→ GOAL:
Turn every line of the items below into a JSON list of strings, one string per line, with blank lines omitted and the pictures left out.

→ EXTRACTED ENTRIES:
- - -

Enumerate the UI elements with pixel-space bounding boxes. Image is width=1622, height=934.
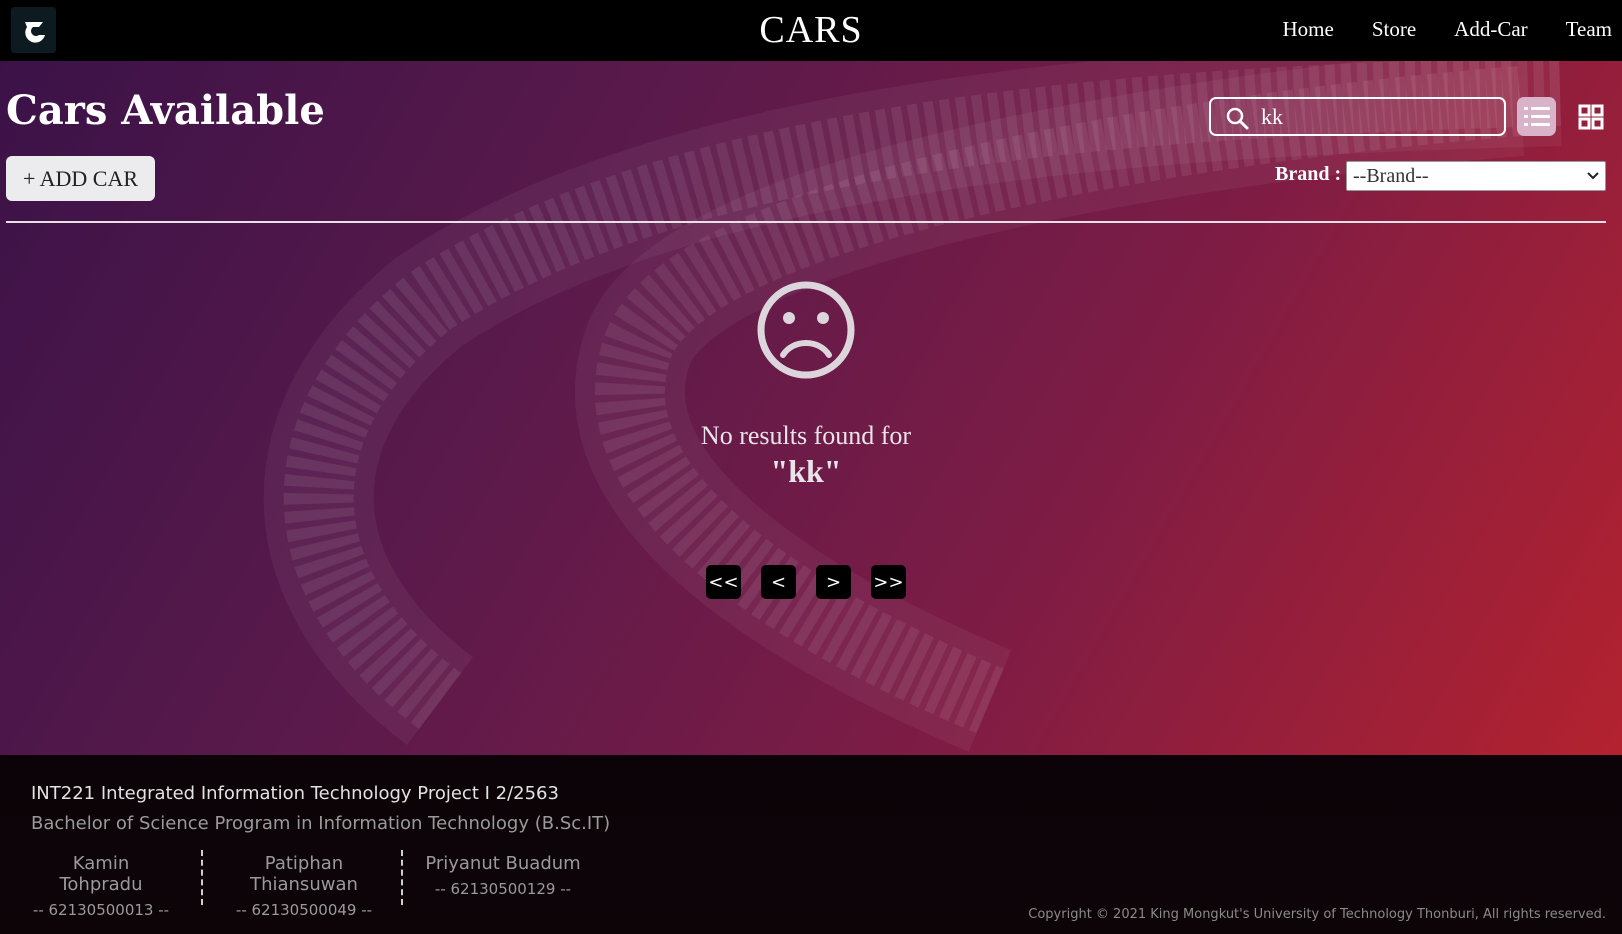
last-page-button[interactable]: >>: [871, 565, 906, 599]
footer: INT221 Integrated Information Technology…: [0, 755, 1622, 934]
first-page-button[interactable]: <<: [706, 565, 741, 599]
search-input[interactable]: [1259, 102, 1494, 132]
main-content: Cars Available + ADD CAR Brand : --Brand…: [0, 61, 1622, 755]
divider: [6, 221, 1606, 223]
add-car-button[interactable]: + ADD CAR: [6, 156, 155, 201]
page-title: Cars Available: [6, 87, 325, 134]
brand-select[interactable]: --Brand--: [1346, 161, 1606, 191]
nav-team[interactable]: Team: [1566, 17, 1612, 42]
team-member: Patiphan Thiansuwan -- 62130500049 --: [212, 853, 396, 919]
course-title: INT221 Integrated Information Technology…: [31, 783, 559, 804]
team-member: Kamin Tohpradu -- 62130500013 --: [31, 853, 171, 919]
member-name: Kamin Tohpradu: [59, 853, 143, 895]
member-id: -- 62130500129 --: [434, 880, 572, 898]
list-view-button[interactable]: [1517, 97, 1556, 136]
search-box[interactable]: [1209, 97, 1506, 136]
member-id: -- 62130500049 --: [235, 901, 373, 919]
copyright: Copyright © 2021 King Mongkut's Universi…: [1028, 907, 1606, 922]
nav-links: Home Store Add-Car Team: [1283, 17, 1612, 42]
member-divider: [401, 850, 403, 905]
chevron-down-icon: [1587, 172, 1599, 180]
program-title: Bachelor of Science Program in Informati…: [31, 813, 611, 834]
search-icon: [1226, 107, 1249, 130]
no-results-query: "kk": [770, 453, 842, 489]
next-page-button[interactable]: >: [816, 565, 851, 599]
brand-filter-label: Brand :: [1275, 163, 1342, 185]
navbar: CARS Home Store Add-Car Team: [0, 0, 1622, 61]
nav-add-car[interactable]: Add-Car: [1454, 17, 1527, 42]
sad-face-icon: [757, 281, 855, 379]
prev-page-button[interactable]: <: [761, 565, 796, 599]
nav-store[interactable]: Store: [1372, 17, 1416, 42]
team-member: Priyanut Buadum -- 62130500129 --: [423, 853, 583, 898]
no-results-message: No results found for: [700, 421, 912, 450]
member-id: -- 62130500013 --: [32, 901, 170, 919]
brand-select-value: --Brand--: [1353, 164, 1429, 187]
member-divider: [201, 850, 203, 905]
member-name: Priyanut Buadum: [425, 853, 581, 874]
list-view-icon: [1523, 106, 1550, 126]
grid-view-icon: [1578, 104, 1603, 129]
nav-home[interactable]: Home: [1283, 17, 1334, 42]
member-name: Patiphan Thiansuwan: [250, 853, 358, 895]
grid-view-button[interactable]: [1571, 97, 1610, 136]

- - -

→ ANSWER FOR THE TASK:
[
  "Enumerate the UI elements with pixel-space bounding boxes. Image is width=1622, height=934.",
  "last-page-button[interactable]: >>: [871, 565, 906, 599]",
  "footer: INT221 Integrated Information Technology…: [0, 755, 1622, 934]",
  "first-page-button[interactable]: <<: [706, 565, 741, 599]",
  "search-input[interactable]: [1259, 102, 1494, 132]",
  "main-content: Cars Available + ADD CAR Brand : --Brand…: [0, 61, 1622, 755]",
  "divider: [6, 221, 1606, 223]",
  "add-car-button[interactable]: + ADD CAR: [6, 156, 155, 201]",
  "page-title: Cars Available: [6, 87, 325, 134]",
  "brand-select[interactable]: --Brand--: [1346, 161, 1606, 191]",
  "nav-team[interactable]: Team: [1566, 17, 1612, 42]",
  "team-member: Patiphan Thiansuwan -- 62130500049 --: [212, 853, 396, 919]",
  "course-title: INT221 Integrated Information Technology…: [31, 783, 559, 804]",
  "team-member: Kamin Tohpradu -- 62130500013 --: [31, 853, 171, 919]",
  "member-name: Kamin Tohpradu: [59, 853, 143, 895]",
  "member-id: -- 62130500129 --: [434, 880, 572, 898]",
  "list-view-button[interactable]: [1517, 97, 1556, 136]",
  "search-box[interactable]: [1209, 97, 1506, 136]",
  "member-id: -- 62130500049 --: [235, 901, 373, 919]",
  "copyright: Copyright © 2021 King Mongkut's Universi…: [1028, 907, 1606, 922]",
  "nav-links: Home Store Add-Car Team: [1283, 17, 1612, 42]",
  "member-divider: [401, 850, 403, 905]",
  "chevron-down-icon: [1587, 172, 1599, 180]",
  "program-title: Bachelor of Science Program in Informati…: [31, 813, 611, 834]",
  "search-icon: [1226, 107, 1249, 130]",
  "no-results-query: \"kk\": [770, 453, 842, 489]",
  "next-page-button[interactable]: >: [816, 565, 851, 599]",
  "brand-filter-label: Brand :: [1275, 163, 1342, 185]",
  "navbar: CARS Home Store Add-Car Team: [0, 0, 1622, 61]",
  "nav-add-car[interactable]: Add-Car: [1454, 17, 1527, 42]",
  "sad-face-icon: [757, 281, 855, 379]",
  "prev-page-button[interactable]: <: [761, 565, 796, 599]",
  "nav-store[interactable]: Store: [1372, 17, 1416, 42]",
  "team-member: Priyanut Buadum -- 62130500129 --: [423, 853, 583, 898]",
  "no-results-message: No results found for: [700, 421, 912, 450]",
  "member-id: -- 62130500013 --: [32, 901, 170, 919]",
  "brand-select-value: --Brand--: [1353, 164, 1429, 187]",
  "member-divider: [201, 850, 203, 905]",
  "member-name: Priyanut Buadum: [425, 853, 581, 874]",
  "list-view-icon: [1523, 106, 1550, 126]",
  "grid-view-icon: [1578, 104, 1603, 129]",
  "nav-home[interactable]: Home: [1283, 17, 1334, 42]",
  "member-name: Patiphan Thiansuwan: [250, 853, 358, 895]",
  "grid-view-button[interactable]: [1571, 97, 1610, 136]"
]